Pick up the Web Polygraph traffic model page after its final line and keep writing it.

═══ Given passage

Polygraph: Traffic Model

Poly Documentation

This page explains the traffic model supported by Web Polygraph. Several components are described and a ``putting-it-all-together'' example is given.

1. Overview

Traffic model is responsible for producing a stream of HTTP requests and replies with certain properties.

1.1 Components

The model has several components:

Some components depend on each other while other are fully independent. ``A depends on B'' is defined as

Changing A's properties affects B's characteristics as perceived by an ideal proxy.
For example, changing request submission rate does not affect temporal locality while temporal locality may affect popularity of objects.

1.2 The algorithm

Here is an outline of the algorithm that is used to simulate the request stream. We concentrate on simulating Object Ids and omit details about actual URL generation. For simplicity, we also assume that all components are enabled.

The acronyms/abbreviations on the left are for the components responsible for the corresponding step.

HR	decide if we should generate a hit or a miss
	if (hit) {
		repeat(cachable)
	} else {
CR		decide if we should generate a cachable or uncachable miss
		if (cachable) {
			generate new cachable Object Id
		} else {
HR			decide if we should repeat an uncachable Id or not
			if (repeat)
				repeat(uncachable)
			else
				generate new uncachable Object Id
		}
	}
TRL	schedule the next repeat for the generated Object Id
	return generated Object Id

The repeat procedure mentioned above looks like this:

TRL	search the first N Ids in the schedule for an un/cachable Id
	if (found)
		return found Id
	else
OP		return any old un/cachable Id

The scheduling of the next access for a given Object Id procedure is simple:

	generate an appropriate inter-request distance
	scan N schedule slots around the generated distance and
		look for an empty slot
	if (found)

══════
═══ Stored data

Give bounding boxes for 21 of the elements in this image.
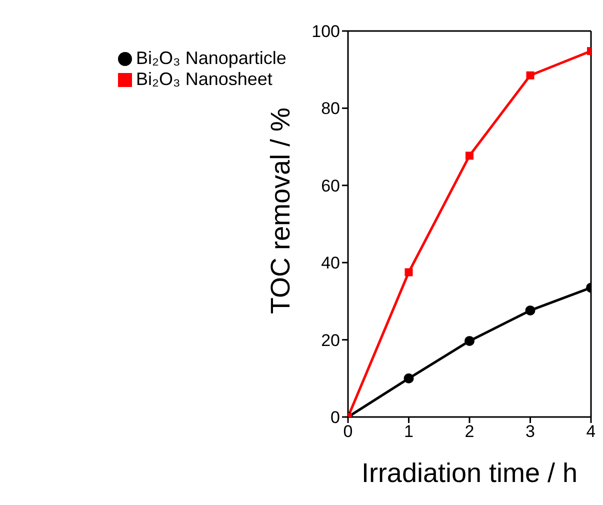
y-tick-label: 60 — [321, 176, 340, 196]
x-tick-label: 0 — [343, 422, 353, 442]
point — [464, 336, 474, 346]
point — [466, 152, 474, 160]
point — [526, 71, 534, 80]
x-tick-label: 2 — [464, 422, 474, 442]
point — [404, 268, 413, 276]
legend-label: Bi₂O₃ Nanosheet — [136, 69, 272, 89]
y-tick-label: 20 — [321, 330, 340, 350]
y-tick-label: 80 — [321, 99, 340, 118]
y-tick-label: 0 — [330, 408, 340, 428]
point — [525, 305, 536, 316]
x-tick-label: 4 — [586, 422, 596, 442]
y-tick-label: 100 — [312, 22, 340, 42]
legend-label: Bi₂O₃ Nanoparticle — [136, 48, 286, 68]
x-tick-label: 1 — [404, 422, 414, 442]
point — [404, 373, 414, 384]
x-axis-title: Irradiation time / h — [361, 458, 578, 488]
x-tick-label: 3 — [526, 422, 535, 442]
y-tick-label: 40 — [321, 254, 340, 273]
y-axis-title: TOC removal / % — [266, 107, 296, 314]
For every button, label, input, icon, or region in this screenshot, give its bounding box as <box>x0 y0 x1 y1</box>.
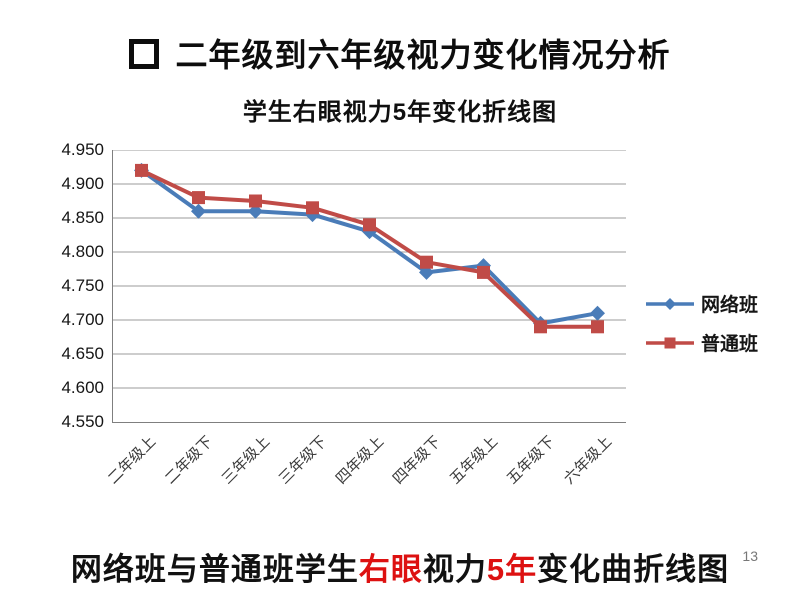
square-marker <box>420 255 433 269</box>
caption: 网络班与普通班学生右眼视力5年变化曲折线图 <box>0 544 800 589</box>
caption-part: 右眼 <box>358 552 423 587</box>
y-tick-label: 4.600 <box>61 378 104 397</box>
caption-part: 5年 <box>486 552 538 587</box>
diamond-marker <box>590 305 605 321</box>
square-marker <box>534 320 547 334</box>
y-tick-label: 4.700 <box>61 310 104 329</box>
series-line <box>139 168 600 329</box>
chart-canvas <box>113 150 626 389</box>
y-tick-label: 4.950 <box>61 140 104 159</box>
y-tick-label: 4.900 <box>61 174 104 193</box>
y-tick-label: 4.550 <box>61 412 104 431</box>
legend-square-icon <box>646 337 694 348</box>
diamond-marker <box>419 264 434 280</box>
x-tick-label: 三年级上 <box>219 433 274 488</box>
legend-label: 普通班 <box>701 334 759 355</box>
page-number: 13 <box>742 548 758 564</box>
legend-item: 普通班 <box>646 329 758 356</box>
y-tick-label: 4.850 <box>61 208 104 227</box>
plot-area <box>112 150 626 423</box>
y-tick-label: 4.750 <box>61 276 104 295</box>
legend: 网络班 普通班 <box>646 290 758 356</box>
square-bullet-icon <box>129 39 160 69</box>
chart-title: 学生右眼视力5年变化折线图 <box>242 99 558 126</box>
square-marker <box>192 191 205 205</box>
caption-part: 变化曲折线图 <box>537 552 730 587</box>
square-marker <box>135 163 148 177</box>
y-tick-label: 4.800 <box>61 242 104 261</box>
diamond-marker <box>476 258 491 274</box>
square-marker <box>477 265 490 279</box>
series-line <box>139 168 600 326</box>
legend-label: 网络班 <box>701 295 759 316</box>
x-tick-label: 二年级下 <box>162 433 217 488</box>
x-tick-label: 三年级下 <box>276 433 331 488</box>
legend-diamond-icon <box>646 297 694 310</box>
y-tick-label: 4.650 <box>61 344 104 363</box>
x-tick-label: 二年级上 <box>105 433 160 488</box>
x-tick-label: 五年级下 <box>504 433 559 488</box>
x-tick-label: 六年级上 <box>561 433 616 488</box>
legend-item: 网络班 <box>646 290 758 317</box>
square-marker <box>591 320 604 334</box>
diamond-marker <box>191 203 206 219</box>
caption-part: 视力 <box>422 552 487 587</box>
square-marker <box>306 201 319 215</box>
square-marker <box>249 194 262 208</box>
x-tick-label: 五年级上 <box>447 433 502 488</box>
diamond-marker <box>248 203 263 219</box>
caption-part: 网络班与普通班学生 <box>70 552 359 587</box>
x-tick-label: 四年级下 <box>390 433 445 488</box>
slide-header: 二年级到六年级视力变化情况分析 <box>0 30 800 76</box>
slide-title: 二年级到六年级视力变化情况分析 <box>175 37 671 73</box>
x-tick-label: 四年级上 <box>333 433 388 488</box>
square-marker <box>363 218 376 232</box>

══════

*Response to the exercise:*
		schedule next access for Id in that slot
	else
		do not schedule next access for this Id

2. Object Popularity

The Object Popularity Model determines the popularity of an Object Id or frequency of Id's appearance in a stream.

See the algorithm above for the steps when the Object Popularity Model kicks in. Since the model is not used in some steps, the actual popularity of objects is affected by other steps and, in general, will not look exactly like the one implied by the model. Note that with positive hit ratio, the number of ``known'' or ``old'' Object Ids grows with time. The latter also affects the distribution.

Currently supported popularity models are:

Zipf

When an old Id is requested, the id is selected among previously generated Object Ids using classic Zipf's law (i.e., P[id] ~ 1/id).

Uniform

When an old Id is requested, the id is selected among previously generated Object Ids using a uniform distribution. Hence, all old Ids have equal chances of being selected during one selection.

Popularity models are selected using the --pop_model option.

3. Temporal Locality

Temporal Locality Model determines the distribution of distances between requests for the same Object Id. The distances are measured in number of requests rather than time.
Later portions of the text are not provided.